◆ **Exercise goal**: Retype all of the entries word for word.

◆ **Entries shown**:
-*-*-

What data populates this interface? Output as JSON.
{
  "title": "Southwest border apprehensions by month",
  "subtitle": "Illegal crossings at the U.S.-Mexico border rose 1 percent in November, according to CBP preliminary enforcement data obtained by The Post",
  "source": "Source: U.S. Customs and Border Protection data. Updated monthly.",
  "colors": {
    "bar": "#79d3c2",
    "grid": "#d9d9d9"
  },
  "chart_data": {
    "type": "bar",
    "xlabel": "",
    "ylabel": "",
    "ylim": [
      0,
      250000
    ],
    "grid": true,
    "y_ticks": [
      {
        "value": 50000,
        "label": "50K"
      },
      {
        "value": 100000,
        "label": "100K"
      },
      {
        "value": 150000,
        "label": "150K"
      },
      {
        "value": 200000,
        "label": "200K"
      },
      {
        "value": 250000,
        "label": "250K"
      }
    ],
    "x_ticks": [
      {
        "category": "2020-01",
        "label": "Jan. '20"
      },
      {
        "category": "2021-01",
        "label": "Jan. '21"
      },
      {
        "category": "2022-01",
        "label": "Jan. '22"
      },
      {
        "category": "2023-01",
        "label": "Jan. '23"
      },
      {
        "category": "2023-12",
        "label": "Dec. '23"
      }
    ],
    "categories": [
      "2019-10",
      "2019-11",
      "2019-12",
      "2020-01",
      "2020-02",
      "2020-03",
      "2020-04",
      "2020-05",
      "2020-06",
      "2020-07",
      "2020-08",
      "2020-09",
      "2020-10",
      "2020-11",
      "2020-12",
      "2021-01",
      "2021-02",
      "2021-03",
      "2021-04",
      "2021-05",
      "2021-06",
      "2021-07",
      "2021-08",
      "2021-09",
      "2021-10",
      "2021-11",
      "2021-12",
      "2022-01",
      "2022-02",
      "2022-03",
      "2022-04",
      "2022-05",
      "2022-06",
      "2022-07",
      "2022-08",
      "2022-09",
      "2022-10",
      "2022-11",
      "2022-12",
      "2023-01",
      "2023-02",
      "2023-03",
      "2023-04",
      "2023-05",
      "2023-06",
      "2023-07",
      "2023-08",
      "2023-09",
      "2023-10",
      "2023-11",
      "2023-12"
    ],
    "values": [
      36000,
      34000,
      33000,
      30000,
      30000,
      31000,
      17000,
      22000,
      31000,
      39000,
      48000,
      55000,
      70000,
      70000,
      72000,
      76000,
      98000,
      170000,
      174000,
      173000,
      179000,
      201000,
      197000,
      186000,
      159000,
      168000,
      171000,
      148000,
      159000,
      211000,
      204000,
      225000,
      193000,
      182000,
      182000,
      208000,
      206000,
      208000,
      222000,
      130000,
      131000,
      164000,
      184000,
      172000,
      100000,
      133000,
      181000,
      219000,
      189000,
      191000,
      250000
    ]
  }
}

-*-*-

◆ **Answer to this problem**:
What data populates this interface? Output as JSON.
{
  "title": "Southwest border apprehensions by month",
  "subtitle": "Illegal crossings at the U.S.-Mexico border rose 1 percent in November, according to CBP preliminary enforcement data obtained by The Post",
  "source": "Source: U.S. Customs and Border Protection data. Updated monthly.",
  "colors": {
    "bar": "#79d3c2",
    "grid": "#d9d9d9"
  },
  "chart_data": {
    "type": "bar",
    "xlabel": "",
    "ylabel": "",
    "ylim": [
      0,
      250000
    ],
    "grid": true,
    "y_ticks": [
      {
        "value": 50000,
        "label": "50K"
      },
      {
        "value": 100000,
        "label": "100K"
      },
      {
        "value": 150000,
        "label": "150K"
      },
      {
        "value": 200000,
        "label": "200K"
      },
      {
        "value": 250000,
        "label": "250K"
      }
    ],
    "x_ticks": [
      {
        "category": "2020-01",
        "label": "Jan. '20"
      },
      {
        "category": "2021-01",
        "label": "Jan. '21"
      },
      {
        "category": "2022-01",
        "label": "Jan. '22"
      },
      {
        "category": "2023-01",
        "label": "Jan. '23"
      },
      {
        "category": "2023-12",
        "label": "Dec. '23"
      }
    ],
    "categories": [
      "2019-10",
      "2019-11",
      "2019-12",
      "2020-01",
      "2020-02",
      "2020-03",
      "2020-04",
      "2020-05",
      "2020-06",
      "2020-07",
      "2020-08",
      "2020-09",
      "2020-10",
      "2020-11",
      "2020-12",
      "2021-01",
      "2021-02",
      "2021-03",
      "2021-04",
      "2021-05",
      "2021-06",
      "2021-07",
      "2021-08",
      "2021-09",
      "2021-10",
      "2021-11",
      "2021-12",
      "2022-01",
      "2022-02",
      "2022-03",
      "2022-04",
      "2022-05",
      "2022-06",
      "2022-07",
      "2022-08",
      "2022-09",
      "2022-10",
      "2022-11",
      "2022-12",
      "2023-01",
      "2023-02",
      "2023-03",
      "2023-04",
      "2023-05",
      "2023-06",
      "2023-07",
      "2023-08",
      "2023-09",
      "2023-10",
      "2023-11",
      "2023-12"
    ],
    "values": [
      36000,
      34000,
      33000,
      30000,
      30000,
      31000,
      17000,
      22000,
      31000,
      39000,
      48000,
      55000,
      70000,
      70000,
      72000,
      76000,
      98000,
      170000,
      174000,
      173000,
      179000,
      201000,
      197000,
      186000,
      159000,
      168000,
      171000,
      148000,
      159000,
      211000,
      204000,
      225000,
      193000,
      182000,
      182000,
      208000,
      206000,
      208000,
      222000,
      130000,
      131000,
      164000,
      184000,
      172000,
      100000,
      133000,
      181000,
      219000,
      189000,
      191000,
      250000
    ]
  }
}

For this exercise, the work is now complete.